• _Aim_: Gather all lines in the entries below that include the word "What".

##### Recorded information

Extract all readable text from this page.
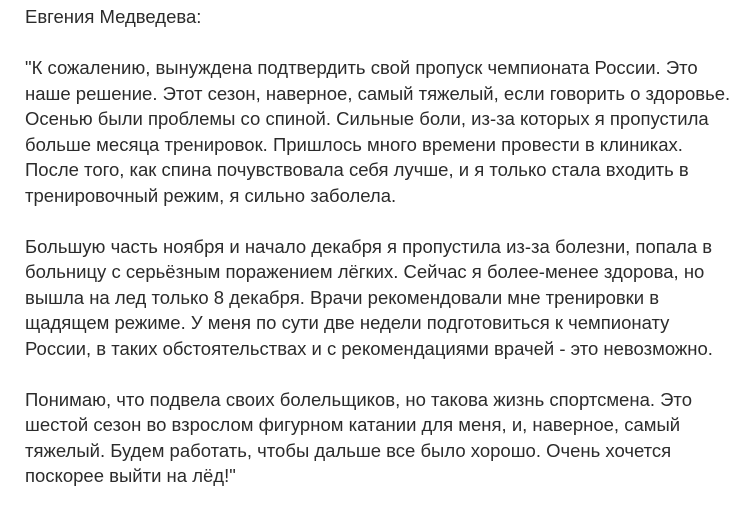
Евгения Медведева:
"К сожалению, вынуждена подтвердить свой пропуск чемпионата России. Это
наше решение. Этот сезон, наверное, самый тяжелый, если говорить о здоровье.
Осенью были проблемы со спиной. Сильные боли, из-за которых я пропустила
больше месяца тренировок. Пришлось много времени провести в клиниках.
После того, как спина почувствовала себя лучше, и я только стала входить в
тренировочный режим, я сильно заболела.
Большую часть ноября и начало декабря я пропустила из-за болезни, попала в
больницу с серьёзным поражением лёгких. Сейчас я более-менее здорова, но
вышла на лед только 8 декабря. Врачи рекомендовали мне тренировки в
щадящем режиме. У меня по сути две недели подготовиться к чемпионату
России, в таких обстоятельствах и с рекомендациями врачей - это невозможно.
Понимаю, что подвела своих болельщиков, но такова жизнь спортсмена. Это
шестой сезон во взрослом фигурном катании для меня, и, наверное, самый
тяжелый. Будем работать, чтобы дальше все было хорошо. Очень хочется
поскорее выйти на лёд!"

##########
##### Recorded information

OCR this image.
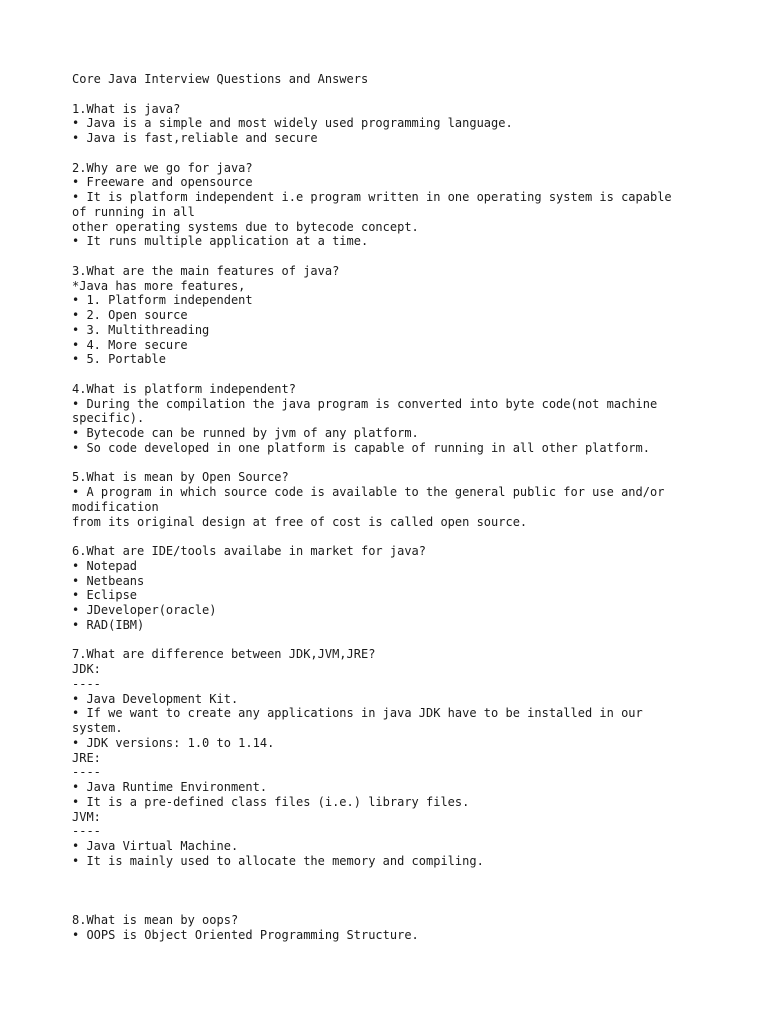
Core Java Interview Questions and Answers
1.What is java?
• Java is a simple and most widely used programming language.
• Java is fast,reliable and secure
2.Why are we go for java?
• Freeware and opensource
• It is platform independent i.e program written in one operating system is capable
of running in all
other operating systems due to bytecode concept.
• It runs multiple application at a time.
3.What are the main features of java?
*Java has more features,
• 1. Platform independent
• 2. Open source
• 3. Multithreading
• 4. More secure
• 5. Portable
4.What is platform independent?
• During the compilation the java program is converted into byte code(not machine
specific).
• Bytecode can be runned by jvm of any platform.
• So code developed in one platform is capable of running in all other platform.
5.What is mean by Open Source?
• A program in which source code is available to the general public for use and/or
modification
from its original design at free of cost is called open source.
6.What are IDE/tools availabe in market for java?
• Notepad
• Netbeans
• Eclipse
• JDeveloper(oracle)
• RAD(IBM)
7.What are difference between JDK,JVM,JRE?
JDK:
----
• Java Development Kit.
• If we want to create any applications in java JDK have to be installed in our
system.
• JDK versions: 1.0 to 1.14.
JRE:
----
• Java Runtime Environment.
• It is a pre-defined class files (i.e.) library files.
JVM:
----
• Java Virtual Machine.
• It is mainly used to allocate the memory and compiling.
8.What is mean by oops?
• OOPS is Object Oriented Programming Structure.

##########

• _Solved exercise_:
1.What is java?
3.What are the main features of java?
4.What is platform independent?
5.What is mean by Open Source?
6.What are IDE/tools availabe in market for java?
7.What are difference between JDK,JVM,JRE?
8.What is mean by oops?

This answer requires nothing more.